Entries with figure data
────

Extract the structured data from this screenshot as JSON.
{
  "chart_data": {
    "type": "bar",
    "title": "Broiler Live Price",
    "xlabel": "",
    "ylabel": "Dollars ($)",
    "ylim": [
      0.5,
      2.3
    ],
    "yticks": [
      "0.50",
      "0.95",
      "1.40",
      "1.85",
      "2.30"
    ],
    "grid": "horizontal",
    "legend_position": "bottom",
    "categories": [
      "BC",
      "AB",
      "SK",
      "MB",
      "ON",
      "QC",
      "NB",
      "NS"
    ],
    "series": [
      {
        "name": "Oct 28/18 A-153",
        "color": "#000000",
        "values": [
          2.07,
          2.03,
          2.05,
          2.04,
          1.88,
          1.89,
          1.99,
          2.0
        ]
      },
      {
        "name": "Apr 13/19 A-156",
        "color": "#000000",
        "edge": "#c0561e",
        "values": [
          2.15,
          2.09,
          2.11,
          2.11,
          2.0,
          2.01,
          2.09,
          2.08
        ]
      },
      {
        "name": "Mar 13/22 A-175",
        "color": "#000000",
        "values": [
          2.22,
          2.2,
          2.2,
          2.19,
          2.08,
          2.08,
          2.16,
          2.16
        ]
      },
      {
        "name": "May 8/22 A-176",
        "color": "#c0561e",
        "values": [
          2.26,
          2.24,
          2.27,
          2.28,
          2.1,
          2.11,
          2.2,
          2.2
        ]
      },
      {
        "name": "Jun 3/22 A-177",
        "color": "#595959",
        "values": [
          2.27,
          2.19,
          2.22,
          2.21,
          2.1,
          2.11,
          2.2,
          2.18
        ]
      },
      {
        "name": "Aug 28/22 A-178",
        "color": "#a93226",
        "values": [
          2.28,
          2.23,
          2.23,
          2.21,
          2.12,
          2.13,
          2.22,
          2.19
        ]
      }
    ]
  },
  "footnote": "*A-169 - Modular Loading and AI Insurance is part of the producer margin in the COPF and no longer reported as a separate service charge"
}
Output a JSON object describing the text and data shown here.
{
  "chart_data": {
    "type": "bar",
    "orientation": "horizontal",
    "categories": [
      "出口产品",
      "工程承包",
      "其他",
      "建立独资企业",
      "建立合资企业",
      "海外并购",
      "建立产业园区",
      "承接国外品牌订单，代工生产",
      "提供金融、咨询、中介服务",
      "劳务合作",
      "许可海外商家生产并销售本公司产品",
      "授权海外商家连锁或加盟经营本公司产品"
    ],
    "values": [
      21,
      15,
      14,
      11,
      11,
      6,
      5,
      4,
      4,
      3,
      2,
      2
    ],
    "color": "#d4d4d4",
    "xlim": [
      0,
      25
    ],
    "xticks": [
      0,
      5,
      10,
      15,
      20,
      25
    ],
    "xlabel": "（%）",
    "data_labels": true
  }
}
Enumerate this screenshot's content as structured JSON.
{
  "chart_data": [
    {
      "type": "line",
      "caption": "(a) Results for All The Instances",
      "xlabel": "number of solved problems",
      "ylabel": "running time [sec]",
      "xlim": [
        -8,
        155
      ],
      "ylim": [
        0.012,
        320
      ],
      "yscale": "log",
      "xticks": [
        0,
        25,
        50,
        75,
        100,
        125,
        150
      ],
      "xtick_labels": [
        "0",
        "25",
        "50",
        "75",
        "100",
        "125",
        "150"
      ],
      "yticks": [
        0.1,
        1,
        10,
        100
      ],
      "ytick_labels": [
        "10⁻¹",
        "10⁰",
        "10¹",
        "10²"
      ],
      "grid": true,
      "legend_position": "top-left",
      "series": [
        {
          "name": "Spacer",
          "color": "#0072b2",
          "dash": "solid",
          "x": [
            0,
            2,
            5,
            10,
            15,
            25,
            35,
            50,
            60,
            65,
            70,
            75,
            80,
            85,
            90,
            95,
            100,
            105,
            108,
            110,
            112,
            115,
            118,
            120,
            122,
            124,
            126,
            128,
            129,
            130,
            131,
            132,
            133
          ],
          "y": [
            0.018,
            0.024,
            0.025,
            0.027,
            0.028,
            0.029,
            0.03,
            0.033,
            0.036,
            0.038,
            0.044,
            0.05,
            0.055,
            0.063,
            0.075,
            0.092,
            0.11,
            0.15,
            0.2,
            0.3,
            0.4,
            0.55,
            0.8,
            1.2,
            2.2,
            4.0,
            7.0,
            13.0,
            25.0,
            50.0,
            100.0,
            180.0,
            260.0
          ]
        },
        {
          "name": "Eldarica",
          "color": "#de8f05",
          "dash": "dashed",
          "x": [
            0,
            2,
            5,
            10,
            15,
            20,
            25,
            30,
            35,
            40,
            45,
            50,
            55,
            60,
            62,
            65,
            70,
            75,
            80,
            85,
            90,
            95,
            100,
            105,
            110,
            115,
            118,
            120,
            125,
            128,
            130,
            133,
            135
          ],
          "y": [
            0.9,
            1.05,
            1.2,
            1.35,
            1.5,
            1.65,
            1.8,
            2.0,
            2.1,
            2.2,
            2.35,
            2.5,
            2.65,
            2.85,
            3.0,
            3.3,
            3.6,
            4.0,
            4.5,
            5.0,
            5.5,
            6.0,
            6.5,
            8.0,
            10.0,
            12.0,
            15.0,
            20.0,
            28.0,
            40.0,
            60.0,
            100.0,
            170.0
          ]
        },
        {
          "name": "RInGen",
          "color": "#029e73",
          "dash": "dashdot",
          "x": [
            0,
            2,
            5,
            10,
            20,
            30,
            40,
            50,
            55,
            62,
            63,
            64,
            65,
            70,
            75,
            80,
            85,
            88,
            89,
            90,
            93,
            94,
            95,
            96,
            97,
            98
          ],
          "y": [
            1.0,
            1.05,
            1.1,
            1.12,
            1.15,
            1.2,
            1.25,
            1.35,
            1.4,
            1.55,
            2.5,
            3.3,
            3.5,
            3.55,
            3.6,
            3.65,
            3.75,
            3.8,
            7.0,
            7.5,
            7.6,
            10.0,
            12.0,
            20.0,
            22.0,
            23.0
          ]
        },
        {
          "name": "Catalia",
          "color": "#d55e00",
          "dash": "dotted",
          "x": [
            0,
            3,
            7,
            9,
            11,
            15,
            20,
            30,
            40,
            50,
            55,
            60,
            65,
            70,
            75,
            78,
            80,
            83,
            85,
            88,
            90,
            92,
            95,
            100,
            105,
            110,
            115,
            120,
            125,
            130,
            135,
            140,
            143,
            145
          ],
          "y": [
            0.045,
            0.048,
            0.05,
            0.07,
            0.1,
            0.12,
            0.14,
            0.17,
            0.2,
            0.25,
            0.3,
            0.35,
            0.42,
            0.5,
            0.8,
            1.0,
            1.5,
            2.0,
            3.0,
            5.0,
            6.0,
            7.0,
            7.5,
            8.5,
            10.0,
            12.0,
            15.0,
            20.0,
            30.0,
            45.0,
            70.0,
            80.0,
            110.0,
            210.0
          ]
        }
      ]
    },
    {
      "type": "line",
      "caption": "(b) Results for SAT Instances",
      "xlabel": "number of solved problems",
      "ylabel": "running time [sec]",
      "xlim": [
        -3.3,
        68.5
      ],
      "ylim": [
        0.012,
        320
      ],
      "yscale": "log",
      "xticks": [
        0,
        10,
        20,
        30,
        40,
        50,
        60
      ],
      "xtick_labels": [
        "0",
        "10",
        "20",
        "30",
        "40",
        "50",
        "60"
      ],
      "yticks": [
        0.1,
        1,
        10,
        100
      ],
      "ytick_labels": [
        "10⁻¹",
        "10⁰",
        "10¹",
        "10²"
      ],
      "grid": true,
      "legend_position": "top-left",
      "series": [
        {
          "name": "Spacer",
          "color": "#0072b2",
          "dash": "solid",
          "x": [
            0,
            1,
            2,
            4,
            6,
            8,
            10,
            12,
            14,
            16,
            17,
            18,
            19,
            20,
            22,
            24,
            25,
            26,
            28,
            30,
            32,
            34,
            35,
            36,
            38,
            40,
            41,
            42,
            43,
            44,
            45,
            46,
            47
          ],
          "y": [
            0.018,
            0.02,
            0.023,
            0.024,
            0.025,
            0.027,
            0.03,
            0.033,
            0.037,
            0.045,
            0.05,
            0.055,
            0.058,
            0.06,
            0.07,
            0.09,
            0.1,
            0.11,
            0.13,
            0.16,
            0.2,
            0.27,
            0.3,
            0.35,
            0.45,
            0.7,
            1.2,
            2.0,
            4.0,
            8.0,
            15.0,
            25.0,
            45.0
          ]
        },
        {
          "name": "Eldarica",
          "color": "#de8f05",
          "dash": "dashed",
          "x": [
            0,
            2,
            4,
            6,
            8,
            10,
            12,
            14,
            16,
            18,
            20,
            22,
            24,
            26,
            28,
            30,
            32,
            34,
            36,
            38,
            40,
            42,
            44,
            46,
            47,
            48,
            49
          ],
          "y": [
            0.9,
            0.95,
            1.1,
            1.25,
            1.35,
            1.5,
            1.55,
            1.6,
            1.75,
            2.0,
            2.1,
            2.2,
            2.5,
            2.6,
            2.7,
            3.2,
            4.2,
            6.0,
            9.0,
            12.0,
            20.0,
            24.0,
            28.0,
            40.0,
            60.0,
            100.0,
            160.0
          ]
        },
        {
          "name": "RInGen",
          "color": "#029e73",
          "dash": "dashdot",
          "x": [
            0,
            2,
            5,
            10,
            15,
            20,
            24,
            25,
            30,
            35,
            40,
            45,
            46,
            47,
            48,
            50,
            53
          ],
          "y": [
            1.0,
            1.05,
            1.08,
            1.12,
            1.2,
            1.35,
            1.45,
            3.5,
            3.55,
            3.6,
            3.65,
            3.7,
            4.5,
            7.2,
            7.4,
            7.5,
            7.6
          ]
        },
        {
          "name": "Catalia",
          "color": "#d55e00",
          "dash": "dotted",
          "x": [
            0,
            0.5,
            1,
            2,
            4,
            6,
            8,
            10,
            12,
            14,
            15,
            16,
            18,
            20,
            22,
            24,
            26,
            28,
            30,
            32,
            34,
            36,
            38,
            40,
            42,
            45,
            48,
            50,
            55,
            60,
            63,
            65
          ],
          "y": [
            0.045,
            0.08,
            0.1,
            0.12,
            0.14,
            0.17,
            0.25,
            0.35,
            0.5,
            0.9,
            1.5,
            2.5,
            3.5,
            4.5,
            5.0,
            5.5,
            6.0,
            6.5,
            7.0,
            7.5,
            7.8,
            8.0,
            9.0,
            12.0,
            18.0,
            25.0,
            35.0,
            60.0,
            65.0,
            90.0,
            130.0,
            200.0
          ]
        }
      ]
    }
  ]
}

────

* _Problem to work on_: Only the number is wanted: how many lines in the entries above contain the string "structured"?

* _Problem solution_: 2